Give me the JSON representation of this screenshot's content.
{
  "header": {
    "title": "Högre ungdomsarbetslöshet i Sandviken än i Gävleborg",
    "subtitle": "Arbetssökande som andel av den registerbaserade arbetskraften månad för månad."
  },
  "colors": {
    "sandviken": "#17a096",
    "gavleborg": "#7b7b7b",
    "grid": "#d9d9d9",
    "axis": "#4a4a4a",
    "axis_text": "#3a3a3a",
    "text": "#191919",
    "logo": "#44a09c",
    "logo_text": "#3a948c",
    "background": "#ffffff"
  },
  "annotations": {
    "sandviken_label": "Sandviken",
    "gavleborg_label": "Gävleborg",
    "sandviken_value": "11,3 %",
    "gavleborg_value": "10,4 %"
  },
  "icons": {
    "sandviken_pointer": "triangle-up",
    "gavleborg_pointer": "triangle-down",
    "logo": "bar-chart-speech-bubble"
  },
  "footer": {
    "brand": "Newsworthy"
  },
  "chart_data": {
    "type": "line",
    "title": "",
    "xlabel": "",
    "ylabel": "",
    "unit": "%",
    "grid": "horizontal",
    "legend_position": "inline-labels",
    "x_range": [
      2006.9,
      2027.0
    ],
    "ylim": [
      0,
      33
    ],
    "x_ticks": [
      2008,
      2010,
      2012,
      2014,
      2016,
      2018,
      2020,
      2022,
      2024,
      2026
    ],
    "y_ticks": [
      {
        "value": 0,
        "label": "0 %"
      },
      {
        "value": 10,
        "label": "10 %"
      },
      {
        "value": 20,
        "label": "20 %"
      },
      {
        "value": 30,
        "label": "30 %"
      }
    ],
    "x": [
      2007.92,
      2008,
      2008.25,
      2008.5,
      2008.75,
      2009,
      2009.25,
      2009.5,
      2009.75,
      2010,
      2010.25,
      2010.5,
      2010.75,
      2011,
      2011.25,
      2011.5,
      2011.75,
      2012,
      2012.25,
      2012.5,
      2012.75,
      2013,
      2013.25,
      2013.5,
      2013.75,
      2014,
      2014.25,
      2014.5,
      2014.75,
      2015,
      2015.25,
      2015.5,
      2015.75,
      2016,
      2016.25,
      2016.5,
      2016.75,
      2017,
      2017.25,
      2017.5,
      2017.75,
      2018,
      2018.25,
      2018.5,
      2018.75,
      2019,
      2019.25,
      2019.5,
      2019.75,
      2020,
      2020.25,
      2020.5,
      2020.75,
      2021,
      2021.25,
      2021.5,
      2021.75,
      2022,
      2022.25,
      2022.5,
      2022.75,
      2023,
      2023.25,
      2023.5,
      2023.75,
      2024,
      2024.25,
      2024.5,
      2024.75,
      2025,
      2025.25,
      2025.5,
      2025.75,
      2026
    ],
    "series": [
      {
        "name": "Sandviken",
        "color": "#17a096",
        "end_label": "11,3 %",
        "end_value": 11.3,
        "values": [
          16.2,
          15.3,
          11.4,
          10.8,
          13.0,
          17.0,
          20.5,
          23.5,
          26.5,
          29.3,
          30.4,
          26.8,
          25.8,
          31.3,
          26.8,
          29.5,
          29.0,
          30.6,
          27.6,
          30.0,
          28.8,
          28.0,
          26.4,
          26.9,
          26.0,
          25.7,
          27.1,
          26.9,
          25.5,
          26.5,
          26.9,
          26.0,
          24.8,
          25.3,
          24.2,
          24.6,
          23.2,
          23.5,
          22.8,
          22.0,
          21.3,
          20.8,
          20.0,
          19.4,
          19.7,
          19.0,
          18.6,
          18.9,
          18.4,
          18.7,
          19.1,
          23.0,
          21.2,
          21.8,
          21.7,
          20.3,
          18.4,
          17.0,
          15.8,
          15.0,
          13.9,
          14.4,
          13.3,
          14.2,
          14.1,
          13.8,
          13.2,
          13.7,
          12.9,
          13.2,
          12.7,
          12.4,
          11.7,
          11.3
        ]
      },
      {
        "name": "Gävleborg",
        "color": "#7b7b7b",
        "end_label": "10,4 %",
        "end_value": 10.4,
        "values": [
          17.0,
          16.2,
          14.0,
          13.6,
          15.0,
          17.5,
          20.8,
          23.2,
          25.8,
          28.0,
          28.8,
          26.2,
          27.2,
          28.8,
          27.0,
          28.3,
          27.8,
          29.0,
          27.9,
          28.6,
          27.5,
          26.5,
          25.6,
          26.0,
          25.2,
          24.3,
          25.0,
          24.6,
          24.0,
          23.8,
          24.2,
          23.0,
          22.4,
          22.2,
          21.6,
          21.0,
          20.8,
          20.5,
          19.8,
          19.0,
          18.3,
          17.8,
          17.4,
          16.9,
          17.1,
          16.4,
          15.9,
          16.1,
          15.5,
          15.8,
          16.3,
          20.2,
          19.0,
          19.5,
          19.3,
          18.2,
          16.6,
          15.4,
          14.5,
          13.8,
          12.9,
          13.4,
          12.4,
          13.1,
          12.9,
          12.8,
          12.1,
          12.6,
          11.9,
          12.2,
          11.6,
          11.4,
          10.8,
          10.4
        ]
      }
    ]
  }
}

☆ ☆ ☆ ☆

#### WORK REQUIRED:
Repeat the material above exactly.

#### WRITTEN RESPONSE:
Give me the JSON representation of this screenshot's content.
{
  "header": {
    "title": "Högre ungdomsarbetslöshet i Sandviken än i Gävleborg",
    "subtitle": "Arbetssökande som andel av den registerbaserade arbetskraften månad för månad."
  },
  "colors": {
    "sandviken": "#17a096",
    "gavleborg": "#7b7b7b",
    "grid": "#d9d9d9",
    "axis": "#4a4a4a",
    "axis_text": "#3a3a3a",
    "text": "#191919",
    "logo": "#44a09c",
    "logo_text": "#3a948c",
    "background": "#ffffff"
  },
  "annotations": {
    "sandviken_label": "Sandviken",
    "gavleborg_label": "Gävleborg",
    "sandviken_value": "11,3 %",
    "gavleborg_value": "10,4 %"
  },
  "icons": {
    "sandviken_pointer": "triangle-up",
    "gavleborg_pointer": "triangle-down",
    "logo": "bar-chart-speech-bubble"
  },
  "footer": {
    "brand": "Newsworthy"
  },
  "chart_data": {
    "type": "line",
    "title": "",
    "xlabel": "",
    "ylabel": "",
    "unit": "%",
    "grid": "horizontal",
    "legend_position": "inline-labels",
    "x_range": [
      2006.9,
      2027.0
    ],
    "ylim": [
      0,
      33
    ],
    "x_ticks": [
      2008,
      2010,
      2012,
      2014,
      2016,
      2018,
      2020,
      2022,
      2024,
      2026
    ],
    "y_ticks": [
      {
        "value": 0,
        "label": "0 %"
      },
      {
        "value": 10,
        "label": "10 %"
      },
      {
        "value": 20,
        "label": "20 %"
      },
      {
        "value": 30,
        "label": "30 %"
      }
    ],
    "x": [
      2007.92,
      2008,
      2008.25,
      2008.5,
      2008.75,
      2009,
      2009.25,
      2009.5,
      2009.75,
      2010,
      2010.25,
      2010.5,
      2010.75,
      2011,
      2011.25,
      2011.5,
      2011.75,
      2012,
      2012.25,
      2012.5,
      2012.75,
      2013,
      2013.25,
      2013.5,
      2013.75,
      2014,
      2014.25,
      2014.5,
      2014.75,
      2015,
      2015.25,
      2015.5,
      2015.75,
      2016,
      2016.25,
      2016.5,
      2016.75,
      2017,
      2017.25,
      2017.5,
      2017.75,
      2018,
      2018.25,
      2018.5,
      2018.75,
      2019,
      2019.25,
      2019.5,
      2019.75,
      2020,
      2020.25,
      2020.5,
      2020.75,
      2021,
      2021.25,
      2021.5,
      2021.75,
      2022,
      2022.25,
      2022.5,
      2022.75,
      2023,
      2023.25,
      2023.5,
      2023.75,
      2024,
      2024.25,
      2024.5,
      2024.75,
      2025,
      2025.25,
      2025.5,
      2025.75,
      2026
    ],
    "series": [
      {
        "name": "Sandviken",
        "color": "#17a096",
        "end_label": "11,3 %",
        "end_value": 11.3,
        "values": [
          16.2,
          15.3,
          11.4,
          10.8,
          13.0,
          17.0,
          20.5,
          23.5,
          26.5,
          29.3,
          30.4,
          26.8,
          25.8,
          31.3,
          26.8,
          29.5,
          29.0,
          30.6,
          27.6,
          30.0,
          28.8,
          28.0,
          26.4,
          26.9,
          26.0,
          25.7,
          27.1,
          26.9,
          25.5,
          26.5,
          26.9,
          26.0,
          24.8,
          25.3,
          24.2,
          24.6,
          23.2,
          23.5,
          22.8,
          22.0,
          21.3,
          20.8,
          20.0,
          19.4,
          19.7,
          19.0,
          18.6,
          18.9,
          18.4,
          18.7,
          19.1,
          23.0,
          21.2,
          21.8,
          21.7,
          20.3,
          18.4,
          17.0,
          15.8,
          15.0,
          13.9,
          14.4,
          13.3,
          14.2,
          14.1,
          13.8,
          13.2,
          13.7,
          12.9,
          13.2,
          12.7,
          12.4,
          11.7,
          11.3
        ]
      },
      {
        "name": "Gävleborg",
        "color": "#7b7b7b",
        "end_label": "10,4 %",
        "end_value": 10.4,
        "values": [
          17.0,
          16.2,
          14.0,
          13.6,
          15.0,
          17.5,
          20.8,
          23.2,
          25.8,
          28.0,
          28.8,
          26.2,
          27.2,
          28.8,
          27.0,
          28.3,
          27.8,
          29.0,
          27.9,
          28.6,
          27.5,
          26.5,
          25.6,
          26.0,
          25.2,
          24.3,
          25.0,
          24.6,
          24.0,
          23.8,
          24.2,
          23.0,
          22.4,
          22.2,
          21.6,
          21.0,
          20.8,
          20.5,
          19.8,
          19.0,
          18.3,
          17.8,
          17.4,
          16.9,
          17.1,
          16.4,
          15.9,
          16.1,
          15.5,
          15.8,
          16.3,
          20.2,
          19.0,
          19.5,
          19.3,
          18.2,
          16.6,
          15.4,
          14.5,
          13.8,
          12.9,
          13.4,
          12.4,
          13.1,
          12.9,
          12.8,
          12.1,
          12.6,
          11.9,
          12.2,
          11.6,
          11.4,
          10.8,
          10.4
        ]
      }
    ]
  }
}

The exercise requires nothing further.